(Figure dataset records)

________________________

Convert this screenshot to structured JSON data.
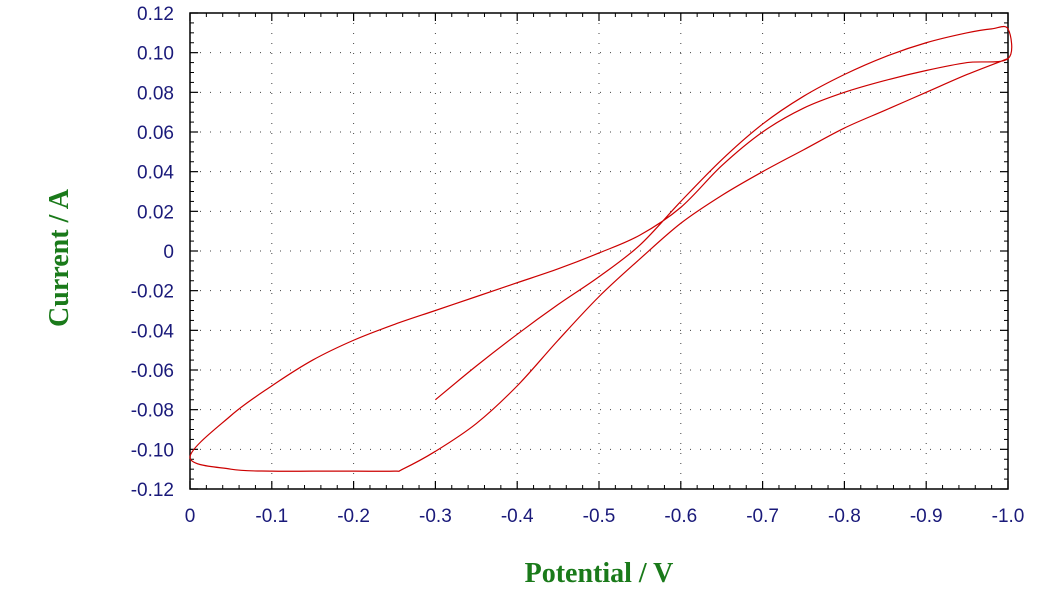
{
  "chart_data": {
    "type": "line",
    "title": "",
    "xlabel": "Potential / V",
    "ylabel": "Current / A",
    "xlim": [
      0,
      -1.0
    ],
    "ylim": [
      -0.12,
      0.12
    ],
    "x_ticks": [
      0,
      -0.1,
      -0.2,
      -0.3,
      -0.4,
      -0.5,
      -0.6,
      -0.7,
      -0.8,
      -0.9,
      -1.0
    ],
    "x_tick_labels": [
      "0",
      "-0.1",
      "-0.2",
      "-0.3",
      "-0.4",
      "-0.5",
      "-0.6",
      "-0.7",
      "-0.8",
      "-0.9",
      "-1.0"
    ],
    "y_ticks": [
      0.12,
      0.1,
      0.08,
      0.06,
      0.04,
      0.02,
      0,
      -0.02,
      -0.04,
      -0.06,
      -0.08,
      -0.1,
      -0.12
    ],
    "y_tick_labels": [
      "0.12",
      "0.10",
      "0.08",
      "0.06",
      "0.04",
      "0.02",
      "0",
      "-0.02",
      "-0.04",
      "-0.06",
      "-0.08",
      "-0.10",
      "-0.12"
    ],
    "grid": true,
    "line_color": "#cc0000",
    "axis_label_color": "#1a7a1a",
    "tick_label_color": "#1a1a7a",
    "series": [
      {
        "values": [
          [
            -0.3,
            -0.075
          ],
          [
            -0.35,
            -0.058
          ],
          [
            -0.4,
            -0.042
          ],
          [
            -0.45,
            -0.027
          ],
          [
            -0.5,
            -0.013
          ],
          [
            -0.55,
            0.003
          ],
          [
            -0.6,
            0.025
          ],
          [
            -0.65,
            0.046
          ],
          [
            -0.7,
            0.064
          ],
          [
            -0.75,
            0.078
          ],
          [
            -0.8,
            0.089
          ],
          [
            -0.85,
            0.098
          ],
          [
            -0.9,
            0.105
          ],
          [
            -0.95,
            0.11
          ],
          [
            -0.98,
            0.112
          ],
          [
            -1.0,
            0.112
          ],
          [
            -1.0,
            0.097
          ],
          [
            -0.95,
            0.095
          ],
          [
            -0.9,
            0.091
          ],
          [
            -0.85,
            0.086
          ],
          [
            -0.8,
            0.08
          ],
          [
            -0.75,
            0.072
          ],
          [
            -0.7,
            0.06
          ],
          [
            -0.65,
            0.043
          ],
          [
            -0.6,
            0.022
          ],
          [
            -0.55,
            0.008
          ],
          [
            -0.5,
            -0.001
          ],
          [
            -0.45,
            -0.009
          ],
          [
            -0.4,
            -0.016
          ],
          [
            -0.35,
            -0.023
          ],
          [
            -0.3,
            -0.03
          ],
          [
            -0.25,
            -0.037
          ],
          [
            -0.2,
            -0.045
          ],
          [
            -0.15,
            -0.055
          ],
          [
            -0.1,
            -0.068
          ],
          [
            -0.05,
            -0.083
          ],
          [
            0.0,
            -0.104
          ],
          [
            -0.05,
            -0.11
          ],
          [
            -0.1,
            -0.111
          ],
          [
            -0.15,
            -0.111
          ],
          [
            -0.2,
            -0.111
          ],
          [
            -0.25,
            -0.111
          ],
          [
            -0.26,
            -0.11
          ],
          [
            -0.3,
            -0.101
          ],
          [
            -0.35,
            -0.087
          ],
          [
            -0.4,
            -0.068
          ],
          [
            -0.45,
            -0.045
          ],
          [
            -0.5,
            -0.023
          ],
          [
            -0.55,
            -0.004
          ],
          [
            -0.6,
            0.014
          ],
          [
            -0.65,
            0.028
          ],
          [
            -0.7,
            0.04
          ],
          [
            -0.75,
            0.051
          ],
          [
            -0.8,
            0.062
          ],
          [
            -0.85,
            0.071
          ],
          [
            -0.9,
            0.08
          ],
          [
            -0.95,
            0.089
          ],
          [
            -1.0,
            0.097
          ]
        ]
      }
    ]
  }
}
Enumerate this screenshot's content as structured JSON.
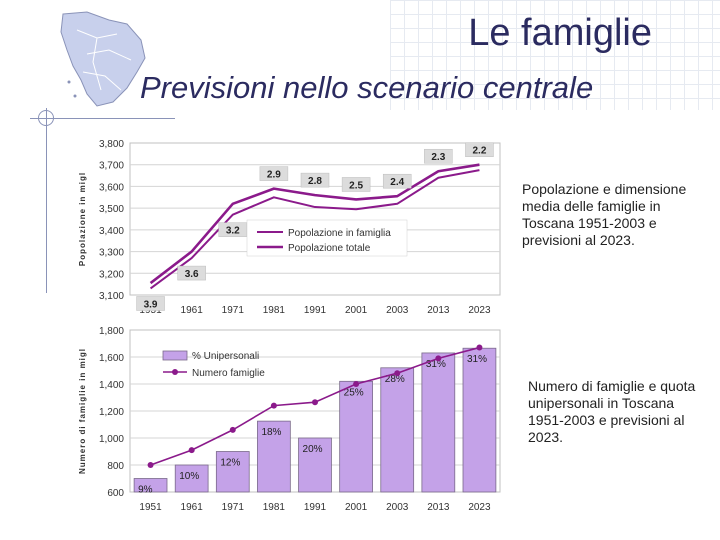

________________________

Exercise task: Every entry must be reproduced exactly, with the images left out.

Solved problem:
Convert this screenshot to structured JSON data.
{
  "chart_data": {
    "type": "line",
    "title": "",
    "xlabel": "Potential / V",
    "ylabel": "Current / A",
    "xlim": [
      0,
      -1.0
    ],
    "ylim": [
      -0.12,
      0.12
    ],
    "x_ticks": [
      0,
      -0.1,
      -0.2,
      -0.3,
      -0.4,
      -0.5,
      -0.6,
      -0.7,
      -0.8,
      -0.9,
      -1.0
    ],
    "x_tick_labels": [
      "0",
      "-0.1",
      "-0.2",
      "-0.3",
      "-0.4",
      "-0.5",
      "-0.6",
      "-0.7",
      "-0.8",
      "-0.9",
      "-1.0"
    ],
    "y_ticks": [
      0.12,
      0.1,
      0.08,
      0.06,
      0.04,
      0.02,
      0,
      -0.02,
      -0.04,
      -0.06,
      -0.08,
      -0.1,
      -0.12
    ],
    "y_tick_labels": [
      "0.12",
      "0.10",
      "0.08",
      "0.06",
      "0.04",
      "0.02",
      "0",
      "-0.02",
      "-0.04",
      "-0.06",
      "-0.08",
      "-0.10",
      "-0.12"
    ],
    "grid": true,
    "line_color": "#cc0000",
    "axis_label_color": "#1a7a1a",
    "tick_label_color": "#1a1a7a",
    "series": [
      {
        "values": [
          [
            -0.3,
            -0.075
          ],
          [
            -0.35,
            -0.058
          ],
          [
            -0.4,
            -0.042
          ],
          [
            -0.45,
            -0.027
          ],
          [
            -0.5,
            -0.013
          ],
          [
            -0.55,
            0.003
          ],
          [
            -0.6,
            0.025
          ],
          [
            -0.65,
            0.046
          ],
          [
            -0.7,
            0.064
          ],
          [
            -0.75,
            0.078
          ],
          [
            -0.8,
            0.089
          ],
          [
            -0.85,
            0.098
          ],
          [
            -0.9,
            0.105
          ],
          [
            -0.95,
            0.11
          ],
          [
            -0.98,
            0.112
          ],
          [
            -1.0,
            0.112
          ],
          [
            -1.0,
            0.097
          ],
          [
            -0.95,
            0.095
          ],
          [
            -0.9,
            0.091
          ],
          [
            -0.85,
            0.086
          ],
          [
            -0.8,
            0.08
          ],
          [
            -0.75,
            0.072
          ],
          [
            -0.7,
            0.06
          ],
          [
            -0.65,
            0.043
          ],
          [
            -0.6,
            0.022
          ],
          [
            -0.55,
            0.008
          ],
          [
            -0.5,
            -0.001
          ],
          [
            -0.45,
            -0.009
          ],
          [
            -0.4,
            -0.016
          ],
          [
            -0.35,
            -0.023
          ],
          [
            -0.3,
            -0.03
          ],
          [
            -0.25,
            -0.037
          ],
          [
            -0.2,
            -0.045
          ],
          [
            -0.15,
            -0.055
          ],
          [
            -0.1,
            -0.068
          ],
          [
            -0.05,
            -0.083
          ],
          [
            0.0,
            -0.104
          ],
          [
            -0.05,
            -0.11
          ],
          [
            -0.1,
            -0.111
          ],
          [
            -0.15,
            -0.111
          ],
          [
            -0.2,
            -0.111
          ],
          [
            -0.25,
            -0.111
          ],
          [
            -0.26,
            -0.11
          ],
          [
            -0.3,
            -0.101
          ],
          [
            -0.35,
            -0.087
          ],
          [
            -0.4,
            -0.068
          ],
          [
            -0.45,
            -0.045
          ],
          [
            -0.5,
            -0.023
          ],
          [
            -0.55,
            -0.004
          ],
          [
            -0.6,
            0.014
          ],
          [
            -0.65,
            0.028
          ],
          [
            -0.7,
            0.04
          ],
          [
            -0.75,
            0.051
          ],
          [
            -0.8,
            0.062
          ],
          [
            -0.85,
            0.071
          ],
          [
            -0.9,
            0.08
          ],
          [
            -0.95,
            0.089
          ],
          [
            -1.0,
            0.097
          ]
        ]
      }
    ]
  }
}
Enumerate this screenshot's content as structured JSON.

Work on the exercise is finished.